----- INPUT MATERIAL -----
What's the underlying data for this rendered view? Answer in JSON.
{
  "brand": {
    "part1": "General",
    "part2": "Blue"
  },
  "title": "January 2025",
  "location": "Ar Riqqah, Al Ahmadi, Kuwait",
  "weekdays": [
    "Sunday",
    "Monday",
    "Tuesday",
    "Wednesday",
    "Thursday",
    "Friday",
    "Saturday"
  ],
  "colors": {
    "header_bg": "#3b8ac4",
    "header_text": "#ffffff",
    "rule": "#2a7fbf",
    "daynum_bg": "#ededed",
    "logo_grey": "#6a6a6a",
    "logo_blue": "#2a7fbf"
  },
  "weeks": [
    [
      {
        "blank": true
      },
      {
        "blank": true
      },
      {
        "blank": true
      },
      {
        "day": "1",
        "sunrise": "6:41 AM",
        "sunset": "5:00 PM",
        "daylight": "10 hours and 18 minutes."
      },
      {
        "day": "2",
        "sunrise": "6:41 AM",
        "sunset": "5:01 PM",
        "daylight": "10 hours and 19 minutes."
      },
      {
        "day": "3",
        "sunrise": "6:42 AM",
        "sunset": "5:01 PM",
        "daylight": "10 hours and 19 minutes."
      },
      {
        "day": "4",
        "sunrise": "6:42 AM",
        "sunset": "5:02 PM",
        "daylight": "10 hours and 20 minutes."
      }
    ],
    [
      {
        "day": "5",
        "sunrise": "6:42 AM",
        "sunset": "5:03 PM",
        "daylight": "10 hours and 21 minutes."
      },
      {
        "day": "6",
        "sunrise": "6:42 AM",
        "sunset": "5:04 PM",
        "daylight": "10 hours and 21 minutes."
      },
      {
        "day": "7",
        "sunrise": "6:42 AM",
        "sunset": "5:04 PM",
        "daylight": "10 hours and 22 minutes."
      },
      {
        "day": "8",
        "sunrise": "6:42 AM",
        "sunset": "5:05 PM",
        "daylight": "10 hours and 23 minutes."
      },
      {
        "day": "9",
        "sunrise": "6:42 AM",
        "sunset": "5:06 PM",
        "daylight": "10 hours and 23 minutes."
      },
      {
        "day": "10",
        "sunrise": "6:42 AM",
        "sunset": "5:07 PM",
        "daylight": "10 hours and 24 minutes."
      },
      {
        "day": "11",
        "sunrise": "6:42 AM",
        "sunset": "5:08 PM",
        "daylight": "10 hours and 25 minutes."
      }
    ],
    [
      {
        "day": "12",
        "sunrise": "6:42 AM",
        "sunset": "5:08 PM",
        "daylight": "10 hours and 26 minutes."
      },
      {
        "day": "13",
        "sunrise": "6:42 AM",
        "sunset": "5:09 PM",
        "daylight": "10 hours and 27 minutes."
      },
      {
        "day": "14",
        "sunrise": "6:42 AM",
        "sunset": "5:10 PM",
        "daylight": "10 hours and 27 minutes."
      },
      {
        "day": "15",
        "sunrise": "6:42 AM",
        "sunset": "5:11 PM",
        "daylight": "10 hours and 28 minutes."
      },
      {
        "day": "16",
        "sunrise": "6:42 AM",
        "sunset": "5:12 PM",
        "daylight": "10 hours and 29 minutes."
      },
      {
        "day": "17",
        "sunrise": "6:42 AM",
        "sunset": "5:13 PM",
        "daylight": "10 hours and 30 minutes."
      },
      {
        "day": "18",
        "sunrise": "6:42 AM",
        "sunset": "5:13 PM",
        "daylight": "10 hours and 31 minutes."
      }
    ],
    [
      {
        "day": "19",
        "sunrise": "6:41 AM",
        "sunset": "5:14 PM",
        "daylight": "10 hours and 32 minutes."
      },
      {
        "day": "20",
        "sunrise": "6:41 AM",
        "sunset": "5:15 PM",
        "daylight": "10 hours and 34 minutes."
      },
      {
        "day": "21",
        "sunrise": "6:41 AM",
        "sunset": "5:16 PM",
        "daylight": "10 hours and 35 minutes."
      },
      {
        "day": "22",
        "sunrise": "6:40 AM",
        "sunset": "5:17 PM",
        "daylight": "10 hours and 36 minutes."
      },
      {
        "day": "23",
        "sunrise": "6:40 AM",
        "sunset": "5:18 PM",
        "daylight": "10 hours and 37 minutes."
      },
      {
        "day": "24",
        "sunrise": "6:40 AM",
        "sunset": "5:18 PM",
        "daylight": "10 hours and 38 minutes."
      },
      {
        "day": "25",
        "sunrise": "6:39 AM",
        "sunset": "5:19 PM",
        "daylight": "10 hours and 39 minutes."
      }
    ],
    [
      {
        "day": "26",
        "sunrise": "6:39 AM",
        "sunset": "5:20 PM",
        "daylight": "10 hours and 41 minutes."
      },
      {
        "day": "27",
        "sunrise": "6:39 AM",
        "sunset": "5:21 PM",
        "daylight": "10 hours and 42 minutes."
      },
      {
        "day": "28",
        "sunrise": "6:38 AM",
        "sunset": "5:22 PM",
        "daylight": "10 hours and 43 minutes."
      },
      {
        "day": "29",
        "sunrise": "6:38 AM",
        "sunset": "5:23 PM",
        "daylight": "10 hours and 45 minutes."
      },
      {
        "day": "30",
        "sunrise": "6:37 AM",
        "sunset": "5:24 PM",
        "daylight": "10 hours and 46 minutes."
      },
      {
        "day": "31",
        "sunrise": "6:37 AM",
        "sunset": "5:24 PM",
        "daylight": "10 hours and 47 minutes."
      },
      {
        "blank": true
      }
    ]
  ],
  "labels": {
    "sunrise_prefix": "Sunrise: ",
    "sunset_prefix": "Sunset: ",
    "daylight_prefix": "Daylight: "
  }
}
-----
EXERCISE REQUIREMENTS
Take the records above and return them exactly as written.

SOLUTION FOR THIS EXERCISE
What's the underlying data for this rendered view? Answer in JSON.
{
  "brand": {
    "part1": "General",
    "part2": "Blue"
  },
  "title": "January 2025",
  "location": "Ar Riqqah, Al Ahmadi, Kuwait",
  "weekdays": [
    "Sunday",
    "Monday",
    "Tuesday",
    "Wednesday",
    "Thursday",
    "Friday",
    "Saturday"
  ],
  "colors": {
    "header_bg": "#3b8ac4",
    "header_text": "#ffffff",
    "rule": "#2a7fbf",
    "daynum_bg": "#ededed",
    "logo_grey": "#6a6a6a",
    "logo_blue": "#2a7fbf"
  },
  "weeks": [
    [
      {
        "blank": true
      },
      {
        "blank": true
      },
      {
        "blank": true
      },
      {
        "day": "1",
        "sunrise": "6:41 AM",
        "sunset": "5:00 PM",
        "daylight": "10 hours and 18 minutes."
      },
      {
        "day": "2",
        "sunrise": "6:41 AM",
        "sunset": "5:01 PM",
        "daylight": "10 hours and 19 minutes."
      },
      {
        "day": "3",
        "sunrise": "6:42 AM",
        "sunset": "5:01 PM",
        "daylight": "10 hours and 19 minutes."
      },
      {
        "day": "4",
        "sunrise": "6:42 AM",
        "sunset": "5:02 PM",
        "daylight": "10 hours and 20 minutes."
      }
    ],
    [
      {
        "day": "5",
        "sunrise": "6:42 AM",
        "sunset": "5:03 PM",
        "daylight": "10 hours and 21 minutes."
      },
      {
        "day": "6",
        "sunrise": "6:42 AM",
        "sunset": "5:04 PM",
        "daylight": "10 hours and 21 minutes."
      },
      {
        "day": "7",
        "sunrise": "6:42 AM",
        "sunset": "5:04 PM",
        "daylight": "10 hours and 22 minutes."
      },
      {
        "day": "8",
        "sunrise": "6:42 AM",
        "sunset": "5:05 PM",
        "daylight": "10 hours and 23 minutes."
      },
      {
        "day": "9",
        "sunrise": "6:42 AM",
        "sunset": "5:06 PM",
        "daylight": "10 hours and 23 minutes."
      },
      {
        "day": "10",
        "sunrise": "6:42 AM",
        "sunset": "5:07 PM",
        "daylight": "10 hours and 24 minutes."
      },
      {
        "day": "11",
        "sunrise": "6:42 AM",
        "sunset": "5:08 PM",
        "daylight": "10 hours and 25 minutes."
      }
    ],
    [
      {
        "day": "12",
        "sunrise": "6:42 AM",
        "sunset": "5:08 PM",
        "daylight": "10 hours and 26 minutes."
      },
      {
        "day": "13",
        "sunrise": "6:42 AM",
        "sunset": "5:09 PM",
        "daylight": "10 hours and 27 minutes."
      },
      {
        "day": "14",
        "sunrise": "6:42 AM",
        "sunset": "5:10 PM",
        "daylight": "10 hours and 27 minutes."
      },
      {
        "day": "15",
        "sunrise": "6:42 AM",
        "sunset": "5:11 PM",
        "daylight": "10 hours and 28 minutes."
      },
      {
        "day": "16",
        "sunrise": "6:42 AM",
        "sunset": "5:12 PM",
        "daylight": "10 hours and 29 minutes."
      },
      {
        "day": "17",
        "sunrise": "6:42 AM",
        "sunset": "5:13 PM",
        "daylight": "10 hours and 30 minutes."
      },
      {
        "day": "18",
        "sunrise": "6:42 AM",
        "sunset": "5:13 PM",
        "daylight": "10 hours and 31 minutes."
      }
    ],
    [
      {
        "day": "19",
        "sunrise": "6:41 AM",
        "sunset": "5:14 PM",
        "daylight": "10 hours and 32 minutes."
      },
      {
        "day": "20",
        "sunrise": "6:41 AM",
        "sunset": "5:15 PM",
        "daylight": "10 hours and 34 minutes."
      },
      {
        "day": "21",
        "sunrise": "6:41 AM",
        "sunset": "5:16 PM",
        "daylight": "10 hours and 35 minutes."
      },
      {
        "day": "22",
        "sunrise": "6:40 AM",
        "sunset": "5:17 PM",
        "daylight": "10 hours and 36 minutes."
      },
      {
        "day": "23",
        "sunrise": "6:40 AM",
        "sunset": "5:18 PM",
        "daylight": "10 hours and 37 minutes."
      },
      {
        "day": "24",
        "sunrise": "6:40 AM",
        "sunset": "5:18 PM",
        "daylight": "10 hours and 38 minutes."
      },
      {
        "day": "25",
        "sunrise": "6:39 AM",
        "sunset": "5:19 PM",
        "daylight": "10 hours and 39 minutes."
      }
    ],
    [
      {
        "day": "26",
        "sunrise": "6:39 AM",
        "sunset": "5:20 PM",
        "daylight": "10 hours and 41 minutes."
      },
      {
        "day": "27",
        "sunrise": "6:39 AM",
        "sunset": "5:21 PM",
        "daylight": "10 hours and 42 minutes."
      },
      {
        "day": "28",
        "sunrise": "6:38 AM",
        "sunset": "5:22 PM",
        "daylight": "10 hours and 43 minutes."
      },
      {
        "day": "29",
        "sunrise": "6:38 AM",
        "sunset": "5:23 PM",
        "daylight": "10 hours and 45 minutes."
      },
      {
        "day": "30",
        "sunrise": "6:37 AM",
        "sunset": "5:24 PM",
        "daylight": "10 hours and 46 minutes."
      },
      {
        "day": "31",
        "sunrise": "6:37 AM",
        "sunset": "5:24 PM",
        "daylight": "10 hours and 47 minutes."
      },
      {
        "blank": true
      }
    ]
  ],
  "labels": {
    "sunrise_prefix": "Sunrise: ",
    "sunset_prefix": "Sunset: ",
    "daylight_prefix": "Daylight: "
  }
}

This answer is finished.